▸ AIM OF THE TASK
Without the pictures, set down every line of the data exactly.

───── MATERIAL SHOWN ─────

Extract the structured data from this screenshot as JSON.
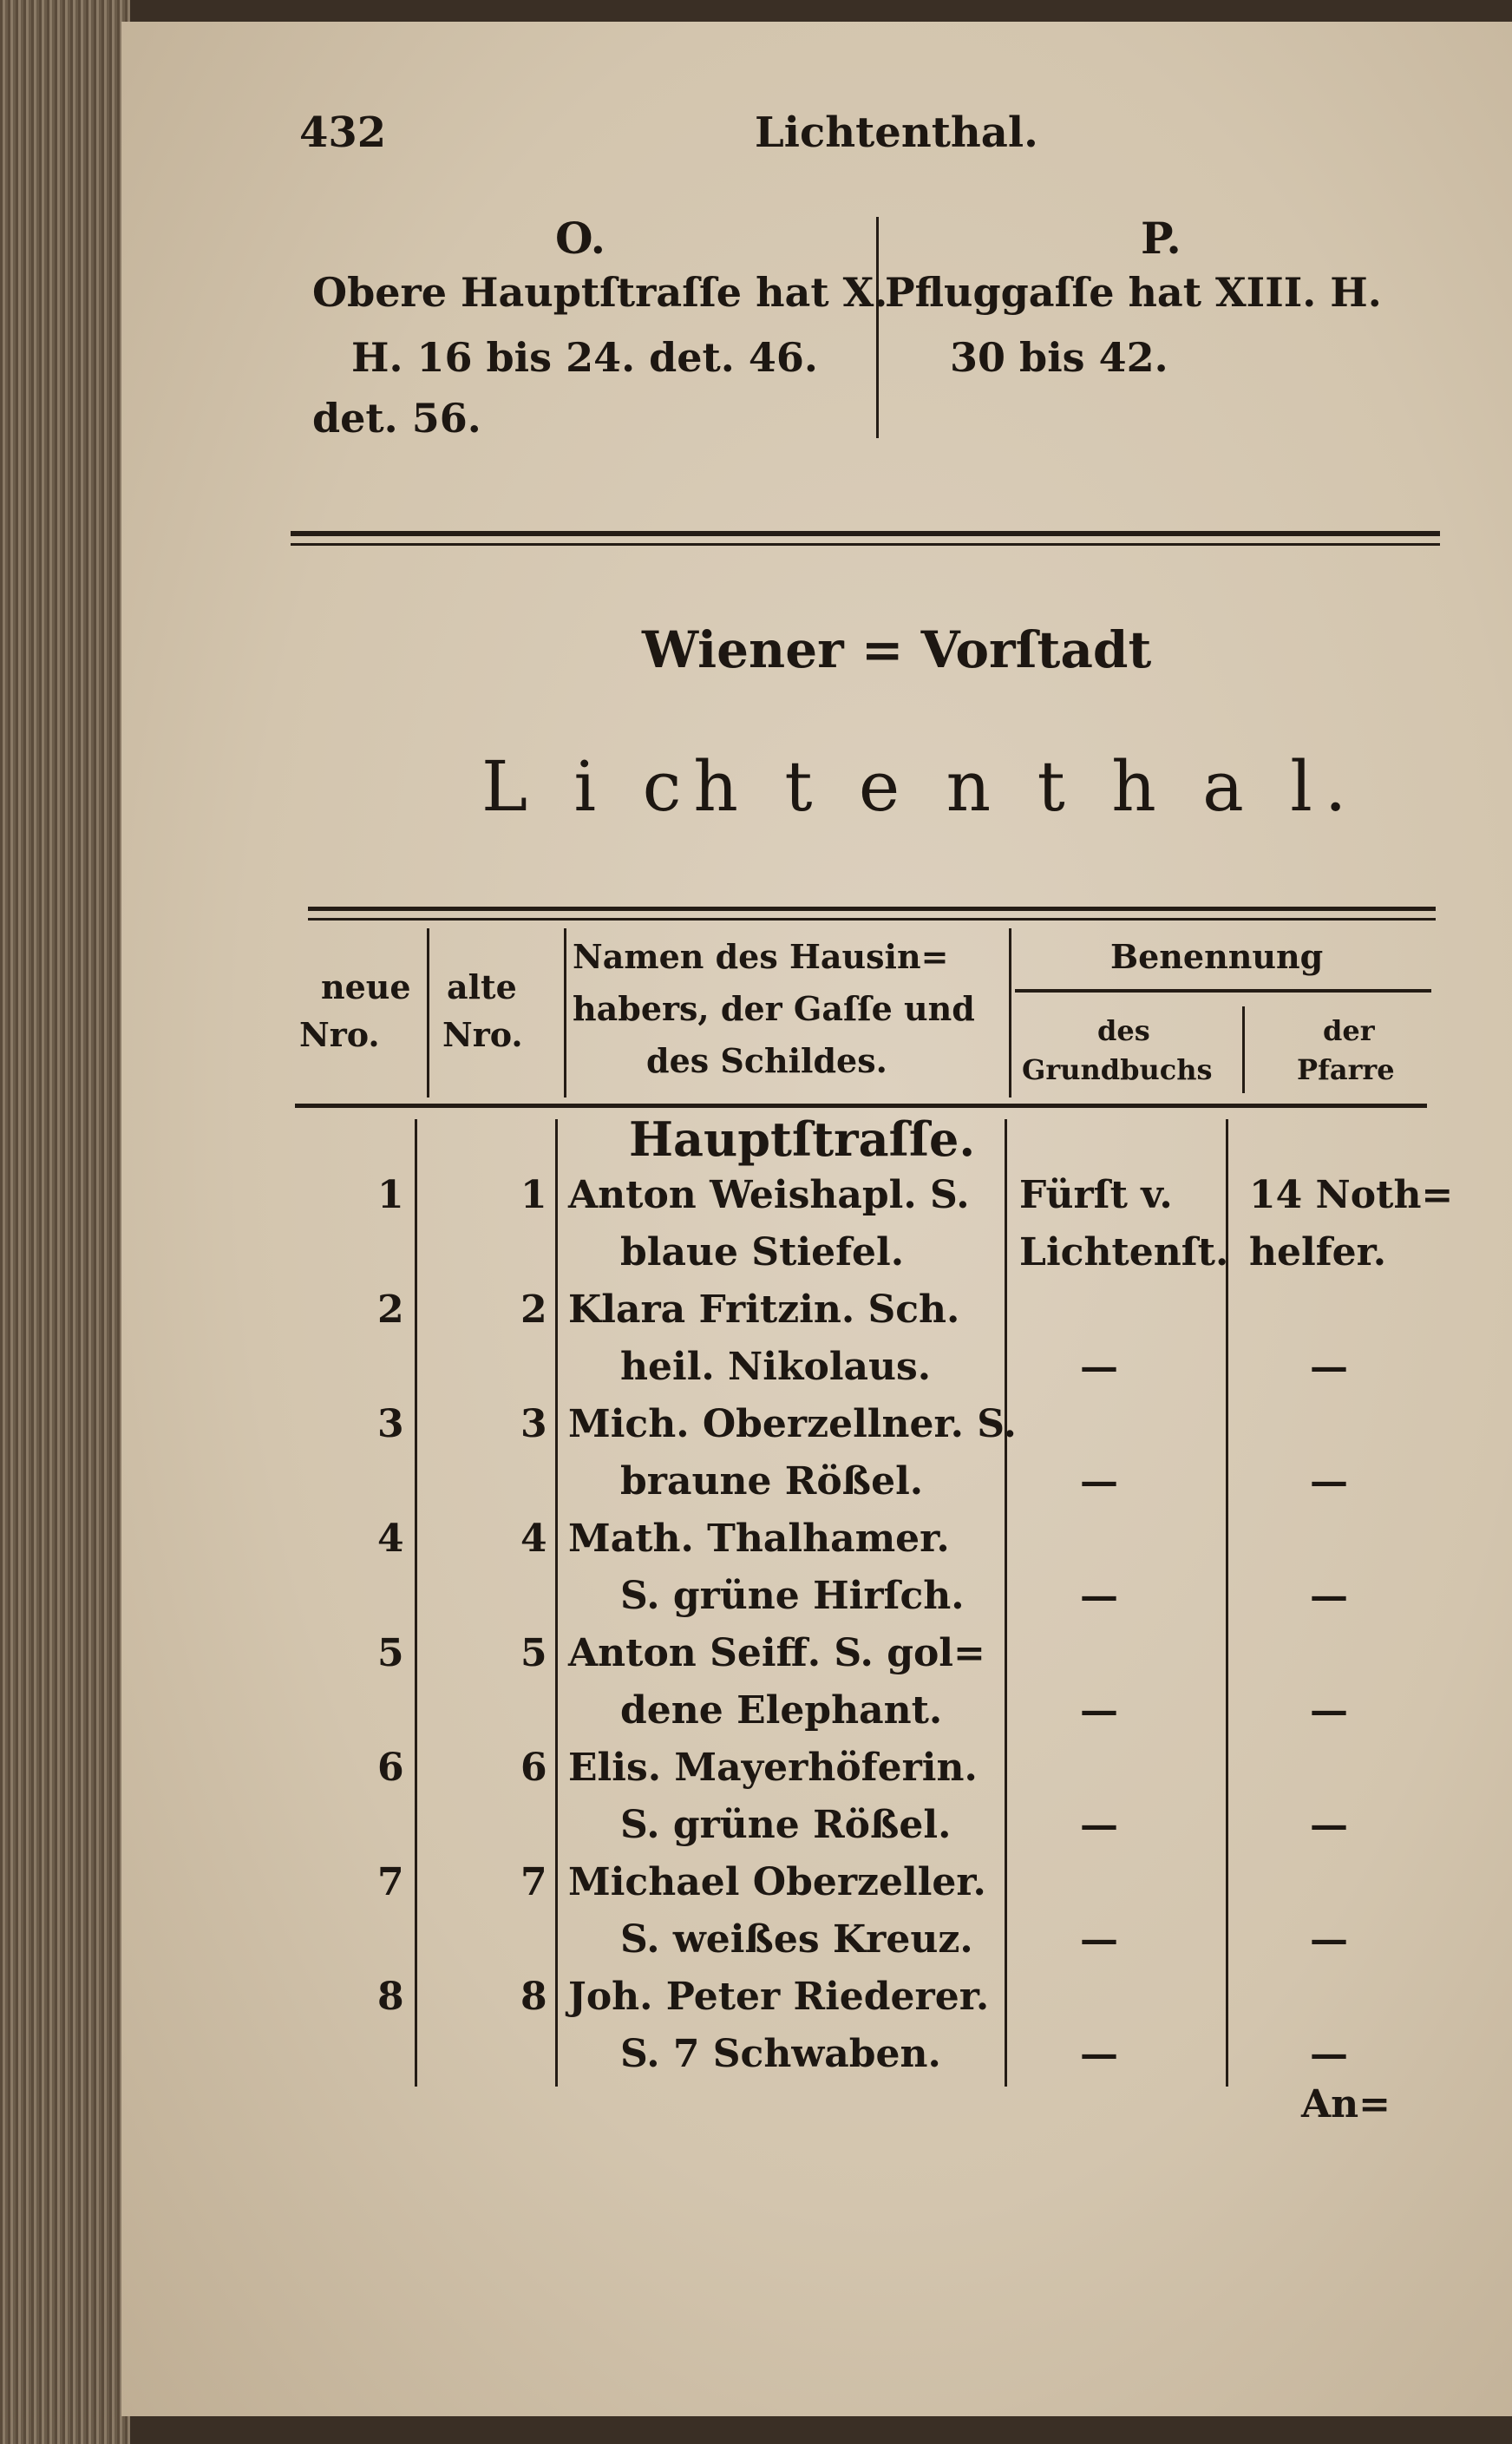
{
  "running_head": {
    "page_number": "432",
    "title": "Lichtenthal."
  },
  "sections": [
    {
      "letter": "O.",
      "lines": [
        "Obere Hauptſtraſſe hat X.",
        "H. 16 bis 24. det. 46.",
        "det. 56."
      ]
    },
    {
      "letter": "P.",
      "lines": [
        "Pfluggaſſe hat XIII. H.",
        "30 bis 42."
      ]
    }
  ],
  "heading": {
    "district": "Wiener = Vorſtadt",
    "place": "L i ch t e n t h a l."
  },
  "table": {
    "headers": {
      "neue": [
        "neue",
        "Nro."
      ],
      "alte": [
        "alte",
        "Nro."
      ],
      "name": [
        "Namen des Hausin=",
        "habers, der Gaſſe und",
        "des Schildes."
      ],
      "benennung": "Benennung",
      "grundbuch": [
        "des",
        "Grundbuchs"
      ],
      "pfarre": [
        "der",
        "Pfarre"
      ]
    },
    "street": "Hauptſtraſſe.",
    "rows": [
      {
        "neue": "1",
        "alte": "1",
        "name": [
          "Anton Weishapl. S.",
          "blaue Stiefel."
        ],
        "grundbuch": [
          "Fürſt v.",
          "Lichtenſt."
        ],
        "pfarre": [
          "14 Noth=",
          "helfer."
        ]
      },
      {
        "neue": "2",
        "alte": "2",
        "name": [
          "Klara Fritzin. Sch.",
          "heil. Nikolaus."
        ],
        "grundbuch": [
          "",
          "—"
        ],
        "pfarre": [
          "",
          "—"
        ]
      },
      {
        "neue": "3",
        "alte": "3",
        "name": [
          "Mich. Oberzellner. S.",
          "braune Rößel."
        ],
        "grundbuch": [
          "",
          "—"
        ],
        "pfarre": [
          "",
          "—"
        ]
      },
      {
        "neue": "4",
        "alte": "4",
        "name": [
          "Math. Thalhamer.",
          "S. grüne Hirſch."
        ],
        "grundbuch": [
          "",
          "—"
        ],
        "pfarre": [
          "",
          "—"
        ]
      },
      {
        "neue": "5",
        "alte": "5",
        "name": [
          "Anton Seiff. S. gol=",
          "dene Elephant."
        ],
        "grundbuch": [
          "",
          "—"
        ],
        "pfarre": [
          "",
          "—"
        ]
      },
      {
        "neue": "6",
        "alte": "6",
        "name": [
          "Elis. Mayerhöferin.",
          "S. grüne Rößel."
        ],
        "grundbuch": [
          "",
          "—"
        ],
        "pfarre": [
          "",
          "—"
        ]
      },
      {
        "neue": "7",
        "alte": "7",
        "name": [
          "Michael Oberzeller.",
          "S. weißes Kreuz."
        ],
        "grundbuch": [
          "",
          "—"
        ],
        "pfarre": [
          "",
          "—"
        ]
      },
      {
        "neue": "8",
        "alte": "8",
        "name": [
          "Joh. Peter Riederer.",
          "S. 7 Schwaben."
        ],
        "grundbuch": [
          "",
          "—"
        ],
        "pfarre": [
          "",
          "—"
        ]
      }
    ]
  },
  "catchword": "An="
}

─────

▸ OUTPUT
Extract the structured data from this screenshot as JSON.
{
  "running_head": {
    "page_number": "432",
    "title": "Lichtenthal."
  },
  "sections": [
    {
      "letter": "O.",
      "lines": [
        "Obere Hauptſtraſſe hat X.",
        "H. 16 bis 24. det. 46.",
        "det. 56."
      ]
    },
    {
      "letter": "P.",
      "lines": [
        "Pfluggaſſe hat XIII. H.",
        "30 bis 42."
      ]
    }
  ],
  "heading": {
    "district": "Wiener = Vorſtadt",
    "place": "L i ch t e n t h a l."
  },
  "table": {
    "headers": {
      "neue": [
        "neue",
        "Nro."
      ],
      "alte": [
        "alte",
        "Nro."
      ],
      "name": [
        "Namen des Hausin=",
        "habers, der Gaſſe und",
        "des Schildes."
      ],
      "benennung": "Benennung",
      "grundbuch": [
        "des",
        "Grundbuchs"
      ],
      "pfarre": [
        "der",
        "Pfarre"
      ]
    },
    "street": "Hauptſtraſſe.",
    "rows": [
      {
        "neue": "1",
        "alte": "1",
        "name": [
          "Anton Weishapl. S.",
          "blaue Stiefel."
        ],
        "grundbuch": [
          "Fürſt v.",
          "Lichtenſt."
        ],
        "pfarre": [
          "14 Noth=",
          "helfer."
        ]
      },
      {
        "neue": "2",
        "alte": "2",
        "name": [
          "Klara Fritzin. Sch.",
          "heil. Nikolaus."
        ],
        "grundbuch": [
          "",
          "—"
        ],
        "pfarre": [
          "",
          "—"
        ]
      },
      {
        "neue": "3",
        "alte": "3",
        "name": [
          "Mich. Oberzellner. S.",
          "braune Rößel."
        ],
        "grundbuch": [
          "",
          "—"
        ],
        "pfarre": [
          "",
          "—"
        ]
      },
      {
        "neue": "4",
        "alte": "4",
        "name": [
          "Math. Thalhamer.",
          "S. grüne Hirſch."
        ],
        "grundbuch": [
          "",
          "—"
        ],
        "pfarre": [
          "",
          "—"
        ]
      },
      {
        "neue": "5",
        "alte": "5",
        "name": [
          "Anton Seiff. S. gol=",
          "dene Elephant."
        ],
        "grundbuch": [
          "",
          "—"
        ],
        "pfarre": [
          "",
          "—"
        ]
      },
      {
        "neue": "6",
        "alte": "6",
        "name": [
          "Elis. Mayerhöferin.",
          "S. grüne Rößel."
        ],
        "grundbuch": [
          "",
          "—"
        ],
        "pfarre": [
          "",
          "—"
        ]
      },
      {
        "neue": "7",
        "alte": "7",
        "name": [
          "Michael Oberzeller.",
          "S. weißes Kreuz."
        ],
        "grundbuch": [
          "",
          "—"
        ],
        "pfarre": [
          "",
          "—"
        ]
      },
      {
        "neue": "8",
        "alte": "8",
        "name": [
          "Joh. Peter Riederer.",
          "S. 7 Schwaben."
        ],
        "grundbuch": [
          "",
          "—"
        ],
        "pfarre": [
          "",
          "—"
        ]
      }
    ]
  },
  "catchword": "An="
}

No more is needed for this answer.